Saved entries
□ □ □ □ □

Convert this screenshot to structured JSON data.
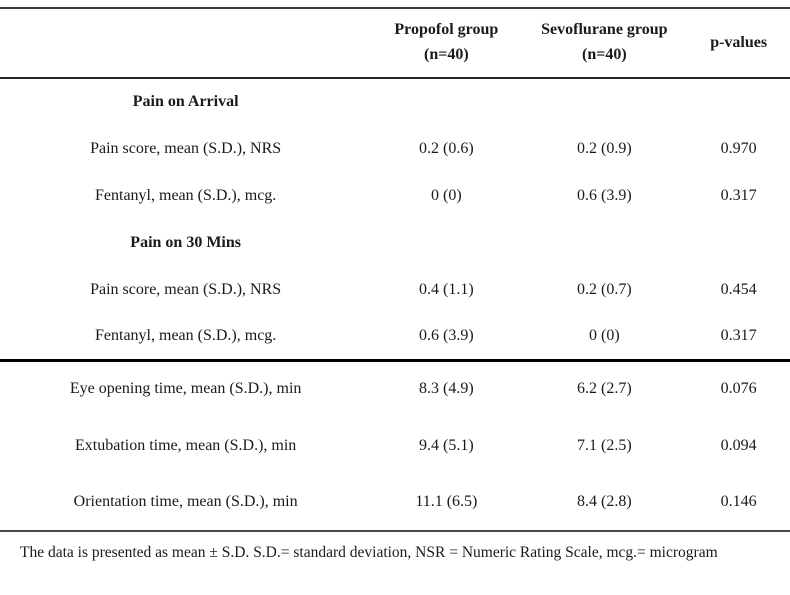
{
  "table": {
    "columns": [
      {
        "label": ""
      },
      {
        "label": "Propofol group",
        "sub": "(n=40)"
      },
      {
        "label": "Sevoflurane group",
        "sub": "(n=40)"
      },
      {
        "label": "p-values"
      }
    ],
    "rows": [
      {
        "type": "section",
        "label": "Pain on Arrival"
      },
      {
        "type": "data",
        "label": "Pain score, mean (S.D.), NRS",
        "propofol": "0.2 (0.6)",
        "sevoflurane": "0.2 (0.9)",
        "p": "0.970"
      },
      {
        "type": "data",
        "label": "Fentanyl, mean (S.D.), mcg.",
        "propofol": "0 (0)",
        "sevoflurane": "0.6 (3.9)",
        "p": "0.317"
      },
      {
        "type": "section",
        "label": "Pain on 30 Mins"
      },
      {
        "type": "data",
        "label": "Pain score, mean (S.D.), NRS",
        "propofol": "0.4 (1.1)",
        "sevoflurane": "0.2 (0.7)",
        "p": "0.454"
      },
      {
        "type": "data",
        "label": "Fentanyl, mean (S.D.), mcg.",
        "propofol": "0.6 (3.9)",
        "sevoflurane": "0 (0)",
        "p": "0.317"
      },
      {
        "type": "data",
        "label": "Eye opening time, mean (S.D.), min",
        "propofol": "8.3 (4.9)",
        "sevoflurane": "6.2 (2.7)",
        "p": "0.076"
      },
      {
        "type": "data",
        "label": "Extubation time, mean (S.D.), min",
        "propofol": "9.4 (5.1)",
        "sevoflurane": "7.1 (2.5)",
        "p": "0.094"
      },
      {
        "type": "data",
        "label": "Orientation time, mean (S.D.), min",
        "propofol": "11.1 (6.5)",
        "sevoflurane": "8.4 (2.8)",
        "p": "0.146"
      }
    ],
    "footnote": "The data is presented as mean ± S.D. S.D.= standard deviation, NSR = Numeric Rating Scale, mcg.= microgram"
  }
}
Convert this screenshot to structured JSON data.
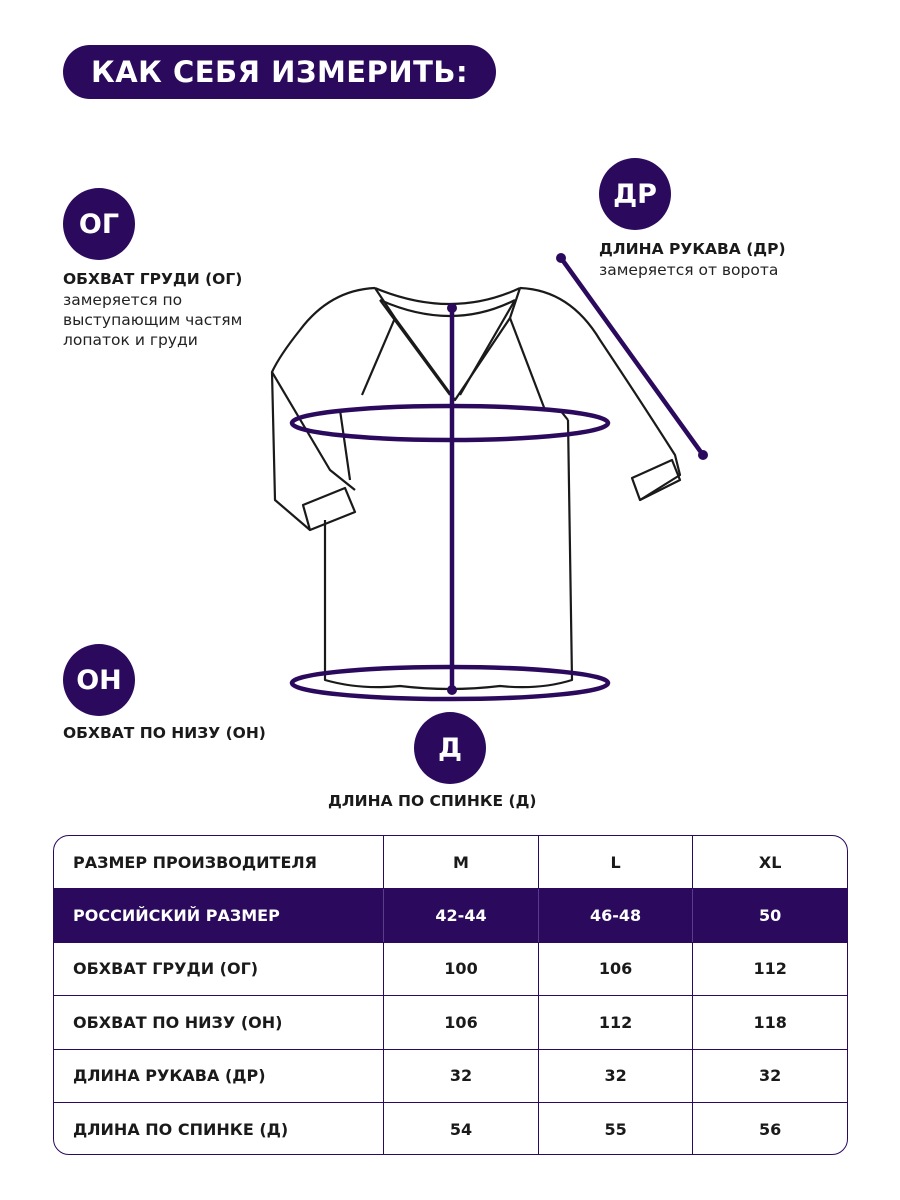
{
  "title": "КАК СЕБЯ ИЗМЕРИТЬ:",
  "accent_color": "#2b0a5e",
  "measures": {
    "og": {
      "badge": "ОГ",
      "label": "ОБХВАТ ГРУДИ (ОГ)",
      "desc": [
        "замеряется по",
        "выступающим частям",
        "лопаток и груди"
      ]
    },
    "dr": {
      "badge": "ДР",
      "label": "ДЛИНА РУКАВА (ДР)",
      "desc": [
        "замеряется от ворота"
      ]
    },
    "on": {
      "badge": "ОН",
      "label": "ОБХВАТ ПО НИЗУ (ОН)"
    },
    "d": {
      "badge": "Д",
      "label": "ДЛИНА ПО СПИНКЕ (Д)"
    }
  },
  "table": {
    "rows": [
      [
        "РАЗМЕР ПРОИЗВОДИТЕЛЯ",
        "M",
        "L",
        "XL"
      ],
      [
        "РОССИЙСКИЙ РАЗМЕР",
        "42-44",
        "46-48",
        "50"
      ],
      [
        "ОБХВАТ ГРУДИ (ОГ)",
        "100",
        "106",
        "112"
      ],
      [
        "ОБХВАТ ПО НИЗУ (ОН)",
        "106",
        "112",
        "118"
      ],
      [
        "ДЛИНА РУКАВА (ДР)",
        "32",
        "32",
        "32"
      ],
      [
        "ДЛИНА ПО СПИНКЕ (Д)",
        "54",
        "55",
        "56"
      ]
    ],
    "highlight_row": 1
  }
}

□ □ □ □ □

Instructions for the task.
Keep the pictures out of your copy, and repeat every entry above exactly.

Reply to the task.
Convert this screenshot to structured JSON data.
{
  "table": {
    "columns": [
      {
        "label": ""
      },
      {
        "label": "Propofol group",
        "sub": "(n=40)"
      },
      {
        "label": "Sevoflurane group",
        "sub": "(n=40)"
      },
      {
        "label": "p-values"
      }
    ],
    "rows": [
      {
        "type": "section",
        "label": "Pain on Arrival"
      },
      {
        "type": "data",
        "label": "Pain score, mean (S.D.), NRS",
        "propofol": "0.2 (0.6)",
        "sevoflurane": "0.2 (0.9)",
        "p": "0.970"
      },
      {
        "type": "data",
        "label": "Fentanyl, mean (S.D.), mcg.",
        "propofol": "0 (0)",
        "sevoflurane": "0.6 (3.9)",
        "p": "0.317"
      },
      {
        "type": "section",
        "label": "Pain on 30 Mins"
      },
      {
        "type": "data",
        "label": "Pain score, mean (S.D.), NRS",
        "propofol": "0.4 (1.1)",
        "sevoflurane": "0.2 (0.7)",
        "p": "0.454"
      },
      {
        "type": "data",
        "label": "Fentanyl, mean (S.D.), mcg.",
        "propofol": "0.6 (3.9)",
        "sevoflurane": "0 (0)",
        "p": "0.317"
      },
      {
        "type": "data",
        "label": "Eye opening time, mean (S.D.), min",
        "propofol": "8.3 (4.9)",
        "sevoflurane": "6.2 (2.7)",
        "p": "0.076"
      },
      {
        "type": "data",
        "label": "Extubation time, mean (S.D.), min",
        "propofol": "9.4 (5.1)",
        "sevoflurane": "7.1 (2.5)",
        "p": "0.094"
      },
      {
        "type": "data",
        "label": "Orientation time, mean (S.D.), min",
        "propofol": "11.1 (6.5)",
        "sevoflurane": "8.4 (2.8)",
        "p": "0.146"
      }
    ],
    "footnote": "The data is presented as mean ± S.D. S.D.= standard deviation, NSR = Numeric Rating Scale, mcg.= microgram"
  }
}
Convert this screenshot to structured JSON data.
{
  "title": "КАК СЕБЯ ИЗМЕРИТЬ:",
  "accent_color": "#2b0a5e",
  "measures": {
    "og": {
      "badge": "ОГ",
      "label": "ОБХВАТ ГРУДИ (ОГ)",
      "desc": [
        "замеряется по",
        "выступающим частям",
        "лопаток и груди"
      ]
    },
    "dr": {
      "badge": "ДР",
      "label": "ДЛИНА РУКАВА (ДР)",
      "desc": [
        "замеряется от ворота"
      ]
    },
    "on": {
      "badge": "ОН",
      "label": "ОБХВАТ ПО НИЗУ (ОН)"
    },
    "d": {
      "badge": "Д",
      "label": "ДЛИНА ПО СПИНКЕ (Д)"
    }
  },
  "table": {
    "rows": [
      [
        "РАЗМЕР ПРОИЗВОДИТЕЛЯ",
        "M",
        "L",
        "XL"
      ],
      [
        "РОССИЙСКИЙ РАЗМЕР",
        "42-44",
        "46-48",
        "50"
      ],
      [
        "ОБХВАТ ГРУДИ (ОГ)",
        "100",
        "106",
        "112"
      ],
      [
        "ОБХВАТ ПО НИЗУ (ОН)",
        "106",
        "112",
        "118"
      ],
      [
        "ДЛИНА РУКАВА (ДР)",
        "32",
        "32",
        "32"
      ],
      [
        "ДЛИНА ПО СПИНКЕ (Д)",
        "54",
        "55",
        "56"
      ]
    ],
    "highlight_row": 1
  }
}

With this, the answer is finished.